WHAT IS REQUIRED:
Your task is to quote the material that follows, in full and exactly.

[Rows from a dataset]
--- START ---
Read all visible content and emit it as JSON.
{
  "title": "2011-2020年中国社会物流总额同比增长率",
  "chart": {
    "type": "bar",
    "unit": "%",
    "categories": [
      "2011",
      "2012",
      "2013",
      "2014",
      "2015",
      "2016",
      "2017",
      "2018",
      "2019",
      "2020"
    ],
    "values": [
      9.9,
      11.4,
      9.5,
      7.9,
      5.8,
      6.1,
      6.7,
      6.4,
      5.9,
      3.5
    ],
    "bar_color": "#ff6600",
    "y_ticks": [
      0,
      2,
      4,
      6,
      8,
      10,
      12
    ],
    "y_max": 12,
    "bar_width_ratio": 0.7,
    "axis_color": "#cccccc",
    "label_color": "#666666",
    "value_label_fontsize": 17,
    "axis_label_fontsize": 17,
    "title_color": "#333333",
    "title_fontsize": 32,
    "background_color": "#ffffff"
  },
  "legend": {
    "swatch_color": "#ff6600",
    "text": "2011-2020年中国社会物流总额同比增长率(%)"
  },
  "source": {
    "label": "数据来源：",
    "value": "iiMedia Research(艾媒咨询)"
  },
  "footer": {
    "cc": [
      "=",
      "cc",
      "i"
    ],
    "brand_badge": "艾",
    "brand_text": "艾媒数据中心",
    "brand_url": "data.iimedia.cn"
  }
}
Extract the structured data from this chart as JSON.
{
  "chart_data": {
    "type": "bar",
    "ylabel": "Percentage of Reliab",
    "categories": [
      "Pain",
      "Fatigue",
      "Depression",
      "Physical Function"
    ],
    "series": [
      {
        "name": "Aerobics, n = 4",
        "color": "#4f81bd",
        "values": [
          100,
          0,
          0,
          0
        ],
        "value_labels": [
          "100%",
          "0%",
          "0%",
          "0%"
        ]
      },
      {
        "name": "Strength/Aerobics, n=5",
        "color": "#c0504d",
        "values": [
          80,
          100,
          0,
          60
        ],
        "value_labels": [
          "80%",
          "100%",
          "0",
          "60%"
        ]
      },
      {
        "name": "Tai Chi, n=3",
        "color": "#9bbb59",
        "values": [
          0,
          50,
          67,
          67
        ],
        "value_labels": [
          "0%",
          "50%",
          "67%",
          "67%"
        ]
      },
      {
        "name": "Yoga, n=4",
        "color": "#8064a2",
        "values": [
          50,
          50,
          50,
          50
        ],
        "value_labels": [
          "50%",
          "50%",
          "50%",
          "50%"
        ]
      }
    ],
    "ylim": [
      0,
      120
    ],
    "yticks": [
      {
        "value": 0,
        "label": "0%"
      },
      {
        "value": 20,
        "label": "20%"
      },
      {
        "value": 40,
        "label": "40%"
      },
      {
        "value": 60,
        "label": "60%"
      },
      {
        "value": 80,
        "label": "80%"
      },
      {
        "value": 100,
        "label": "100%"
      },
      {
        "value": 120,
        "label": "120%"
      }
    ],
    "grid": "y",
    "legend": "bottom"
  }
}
--- END ---
RESPONSE TO THE EXERCISE:
Read all visible content and emit it as JSON.
{
  "title": "2011-2020年中国社会物流总额同比增长率",
  "chart": {
    "type": "bar",
    "unit": "%",
    "categories": [
      "2011",
      "2012",
      "2013",
      "2014",
      "2015",
      "2016",
      "2017",
      "2018",
      "2019",
      "2020"
    ],
    "values": [
      9.9,
      11.4,
      9.5,
      7.9,
      5.8,
      6.1,
      6.7,
      6.4,
      5.9,
      3.5
    ],
    "bar_color": "#ff6600",
    "y_ticks": [
      0,
      2,
      4,
      6,
      8,
      10,
      12
    ],
    "y_max": 12,
    "bar_width_ratio": 0.7,
    "axis_color": "#cccccc",
    "label_color": "#666666",
    "value_label_fontsize": 17,
    "axis_label_fontsize": 17,
    "title_color": "#333333",
    "title_fontsize": 32,
    "background_color": "#ffffff"
  },
  "legend": {
    "swatch_color": "#ff6600",
    "text": "2011-2020年中国社会物流总额同比增长率(%)"
  },
  "source": {
    "label": "数据来源：",
    "value": "iiMedia Research(艾媒咨询)"
  },
  "footer": {
    "cc": [
      "=",
      "cc",
      "i"
    ],
    "brand_badge": "艾",
    "brand_text": "艾媒数据中心",
    "brand_url": "data.iimedia.cn"
  }
}
Extract the structured data from this chart as JSON.
{
  "chart_data": {
    "type": "bar",
    "ylabel": "Percentage of Reliab",
    "categories": [
      "Pain",
      "Fatigue",
      "Depression",
      "Physical Function"
    ],
    "series": [
      {
        "name": "Aerobics, n = 4",
        "color": "#4f81bd",
        "values": [
          100,
          0,
          0,
          0
        ],
        "value_labels": [
          "100%",
          "0%",
          "0%",
          "0%"
        ]
      },
      {
        "name": "Strength/Aerobics, n=5",
        "color": "#c0504d",
        "values": [
          80,
          100,
          0,
          60
        ],
        "value_labels": [
          "80%",
          "100%",
          "0",
          "60%"
        ]
      },
      {
        "name": "Tai Chi, n=3",
        "color": "#9bbb59",
        "values": [
          0,
          50,
          67,
          67
        ],
        "value_labels": [
          "0%",
          "50%",
          "67%",
          "67%"
        ]
      },
      {
        "name": "Yoga, n=4",
        "color": "#8064a2",
        "values": [
          50,
          50,
          50,
          50
        ],
        "value_labels": [
          "50%",
          "50%",
          "50%",
          "50%"
        ]
      }
    ],
    "ylim": [
      0,
      120
    ],
    "yticks": [
      {
        "value": 0,
        "label": "0%"
      },
      {
        "value": 20,
        "label": "20%"
      },
      {
        "value": 40,
        "label": "40%"
      },
      {
        "value": 60,
        "label": "60%"
      },
      {
        "value": 80,
        "label": "80%"
      },
      {
        "value": 100,
        "label": "100%"
      },
      {
        "value": 120,
        "label": "120%"
      }
    ],
    "grid": "y",
    "legend": "bottom"
  }
}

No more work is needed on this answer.